* WHAT YOU HAVE TO DO
Write out the data below in full. Keep it exact.
[Start INPUT MATERIAL]
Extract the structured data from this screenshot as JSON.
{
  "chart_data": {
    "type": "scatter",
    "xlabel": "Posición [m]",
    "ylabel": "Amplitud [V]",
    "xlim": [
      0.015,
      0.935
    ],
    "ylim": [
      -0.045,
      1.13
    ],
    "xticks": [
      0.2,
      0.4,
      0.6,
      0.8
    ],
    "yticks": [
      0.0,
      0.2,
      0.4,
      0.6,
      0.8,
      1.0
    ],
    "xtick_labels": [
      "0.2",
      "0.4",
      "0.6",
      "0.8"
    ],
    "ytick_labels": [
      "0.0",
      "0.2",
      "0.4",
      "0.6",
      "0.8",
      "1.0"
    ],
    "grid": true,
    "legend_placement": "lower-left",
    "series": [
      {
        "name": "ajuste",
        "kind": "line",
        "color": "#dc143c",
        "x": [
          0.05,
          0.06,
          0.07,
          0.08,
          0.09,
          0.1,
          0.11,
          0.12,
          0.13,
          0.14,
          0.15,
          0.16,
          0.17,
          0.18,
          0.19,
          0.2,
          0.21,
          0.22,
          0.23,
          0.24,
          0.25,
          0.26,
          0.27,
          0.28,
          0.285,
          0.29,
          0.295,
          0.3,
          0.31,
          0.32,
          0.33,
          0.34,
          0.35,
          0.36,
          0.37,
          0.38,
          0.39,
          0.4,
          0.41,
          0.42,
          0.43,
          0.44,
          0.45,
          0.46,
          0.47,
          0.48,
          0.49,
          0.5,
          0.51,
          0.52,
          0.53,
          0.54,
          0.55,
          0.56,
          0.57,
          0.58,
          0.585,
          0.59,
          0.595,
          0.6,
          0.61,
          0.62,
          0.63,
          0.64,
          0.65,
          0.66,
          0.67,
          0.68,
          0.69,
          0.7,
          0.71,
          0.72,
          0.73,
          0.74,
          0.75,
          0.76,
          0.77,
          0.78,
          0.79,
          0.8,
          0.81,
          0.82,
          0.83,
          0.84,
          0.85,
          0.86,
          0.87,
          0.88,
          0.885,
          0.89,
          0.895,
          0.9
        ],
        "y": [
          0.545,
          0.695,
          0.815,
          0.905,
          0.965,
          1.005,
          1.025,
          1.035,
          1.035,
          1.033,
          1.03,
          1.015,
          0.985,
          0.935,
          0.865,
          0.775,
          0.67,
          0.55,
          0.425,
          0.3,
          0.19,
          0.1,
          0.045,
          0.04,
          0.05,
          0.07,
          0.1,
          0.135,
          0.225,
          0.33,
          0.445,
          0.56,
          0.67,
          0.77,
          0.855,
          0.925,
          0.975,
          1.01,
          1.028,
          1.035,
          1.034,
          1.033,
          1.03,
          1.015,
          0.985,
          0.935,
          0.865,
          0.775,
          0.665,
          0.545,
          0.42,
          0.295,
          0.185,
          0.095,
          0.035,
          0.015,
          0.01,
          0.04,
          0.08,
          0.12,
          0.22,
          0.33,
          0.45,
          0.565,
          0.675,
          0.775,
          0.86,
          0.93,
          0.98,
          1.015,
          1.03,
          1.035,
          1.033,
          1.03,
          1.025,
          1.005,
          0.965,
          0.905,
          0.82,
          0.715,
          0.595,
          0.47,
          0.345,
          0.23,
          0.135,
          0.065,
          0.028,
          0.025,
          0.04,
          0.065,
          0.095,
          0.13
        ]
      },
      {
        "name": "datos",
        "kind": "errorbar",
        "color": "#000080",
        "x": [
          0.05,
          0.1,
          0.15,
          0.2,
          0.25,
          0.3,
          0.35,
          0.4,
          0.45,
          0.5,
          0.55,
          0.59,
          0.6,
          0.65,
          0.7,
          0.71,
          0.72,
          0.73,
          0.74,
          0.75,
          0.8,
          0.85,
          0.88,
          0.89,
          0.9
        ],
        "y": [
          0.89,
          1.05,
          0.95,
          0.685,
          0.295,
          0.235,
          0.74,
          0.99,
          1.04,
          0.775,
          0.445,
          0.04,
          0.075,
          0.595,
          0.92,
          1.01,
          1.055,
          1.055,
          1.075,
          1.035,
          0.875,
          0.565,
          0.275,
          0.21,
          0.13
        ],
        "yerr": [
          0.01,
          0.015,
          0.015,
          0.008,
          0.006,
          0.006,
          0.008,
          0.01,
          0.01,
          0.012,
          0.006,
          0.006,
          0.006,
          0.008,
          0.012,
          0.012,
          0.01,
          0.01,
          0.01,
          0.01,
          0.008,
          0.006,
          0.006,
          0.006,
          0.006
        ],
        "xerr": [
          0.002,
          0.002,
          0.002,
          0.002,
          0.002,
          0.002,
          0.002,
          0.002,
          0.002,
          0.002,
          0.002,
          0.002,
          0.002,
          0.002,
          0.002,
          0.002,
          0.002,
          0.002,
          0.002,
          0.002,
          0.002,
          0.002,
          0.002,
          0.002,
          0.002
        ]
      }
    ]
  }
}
[End INPUT MATERIAL]
* ANSWER TO THIS PROBLEM
Extract the structured data from this screenshot as JSON.
{
  "chart_data": {
    "type": "scatter",
    "xlabel": "Posición [m]",
    "ylabel": "Amplitud [V]",
    "xlim": [
      0.015,
      0.935
    ],
    "ylim": [
      -0.045,
      1.13
    ],
    "xticks": [
      0.2,
      0.4,
      0.6,
      0.8
    ],
    "yticks": [
      0.0,
      0.2,
      0.4,
      0.6,
      0.8,
      1.0
    ],
    "xtick_labels": [
      "0.2",
      "0.4",
      "0.6",
      "0.8"
    ],
    "ytick_labels": [
      "0.0",
      "0.2",
      "0.4",
      "0.6",
      "0.8",
      "1.0"
    ],
    "grid": true,
    "legend_placement": "lower-left",
    "series": [
      {
        "name": "ajuste",
        "kind": "line",
        "color": "#dc143c",
        "x": [
          0.05,
          0.06,
          0.07,
          0.08,
          0.09,
          0.1,
          0.11,
          0.12,
          0.13,
          0.14,
          0.15,
          0.16,
          0.17,
          0.18,
          0.19,
          0.2,
          0.21,
          0.22,
          0.23,
          0.24,
          0.25,
          0.26,
          0.27,
          0.28,
          0.285,
          0.29,
          0.295,
          0.3,
          0.31,
          0.32,
          0.33,
          0.34,
          0.35,
          0.36,
          0.37,
          0.38,
          0.39,
          0.4,
          0.41,
          0.42,
          0.43,
          0.44,
          0.45,
          0.46,
          0.47,
          0.48,
          0.49,
          0.5,
          0.51,
          0.52,
          0.53,
          0.54,
          0.55,
          0.56,
          0.57,
          0.58,
          0.585,
          0.59,
          0.595,
          0.6,
          0.61,
          0.62,
          0.63,
          0.64,
          0.65,
          0.66,
          0.67,
          0.68,
          0.69,
          0.7,
          0.71,
          0.72,
          0.73,
          0.74,
          0.75,
          0.76,
          0.77,
          0.78,
          0.79,
          0.8,
          0.81,
          0.82,
          0.83,
          0.84,
          0.85,
          0.86,
          0.87,
          0.88,
          0.885,
          0.89,
          0.895,
          0.9
        ],
        "y": [
          0.545,
          0.695,
          0.815,
          0.905,
          0.965,
          1.005,
          1.025,
          1.035,
          1.035,
          1.033,
          1.03,
          1.015,
          0.985,
          0.935,
          0.865,
          0.775,
          0.67,
          0.55,
          0.425,
          0.3,
          0.19,
          0.1,
          0.045,
          0.04,
          0.05,
          0.07,
          0.1,
          0.135,
          0.225,
          0.33,
          0.445,
          0.56,
          0.67,
          0.77,
          0.855,
          0.925,
          0.975,
          1.01,
          1.028,
          1.035,
          1.034,
          1.033,
          1.03,
          1.015,
          0.985,
          0.935,
          0.865,
          0.775,
          0.665,
          0.545,
          0.42,
          0.295,
          0.185,
          0.095,
          0.035,
          0.015,
          0.01,
          0.04,
          0.08,
          0.12,
          0.22,
          0.33,
          0.45,
          0.565,
          0.675,
          0.775,
          0.86,
          0.93,
          0.98,
          1.015,
          1.03,
          1.035,
          1.033,
          1.03,
          1.025,
          1.005,
          0.965,
          0.905,
          0.82,
          0.715,
          0.595,
          0.47,
          0.345,
          0.23,
          0.135,
          0.065,
          0.028,
          0.025,
          0.04,
          0.065,
          0.095,
          0.13
        ]
      },
      {
        "name": "datos",
        "kind": "errorbar",
        "color": "#000080",
        "x": [
          0.05,
          0.1,
          0.15,
          0.2,
          0.25,
          0.3,
          0.35,
          0.4,
          0.45,
          0.5,
          0.55,
          0.59,
          0.6,
          0.65,
          0.7,
          0.71,
          0.72,
          0.73,
          0.74,
          0.75,
          0.8,
          0.85,
          0.88,
          0.89,
          0.9
        ],
        "y": [
          0.89,
          1.05,
          0.95,
          0.685,
          0.295,
          0.235,
          0.74,
          0.99,
          1.04,
          0.775,
          0.445,
          0.04,
          0.075,
          0.595,
          0.92,
          1.01,
          1.055,
          1.055,
          1.075,
          1.035,
          0.875,
          0.565,
          0.275,
          0.21,
          0.13
        ],
        "yerr": [
          0.01,
          0.015,
          0.015,
          0.008,
          0.006,
          0.006,
          0.008,
          0.01,
          0.01,
          0.012,
          0.006,
          0.006,
          0.006,
          0.008,
          0.012,
          0.012,
          0.01,
          0.01,
          0.01,
          0.01,
          0.008,
          0.006,
          0.006,
          0.006,
          0.006
        ],
        "xerr": [
          0.002,
          0.002,
          0.002,
          0.002,
          0.002,
          0.002,
          0.002,
          0.002,
          0.002,
          0.002,
          0.002,
          0.002,
          0.002,
          0.002,
          0.002,
          0.002,
          0.002,
          0.002,
          0.002,
          0.002,
          0.002,
          0.002,
          0.002,
          0.002,
          0.002
        ]
      }
    ]
  }
}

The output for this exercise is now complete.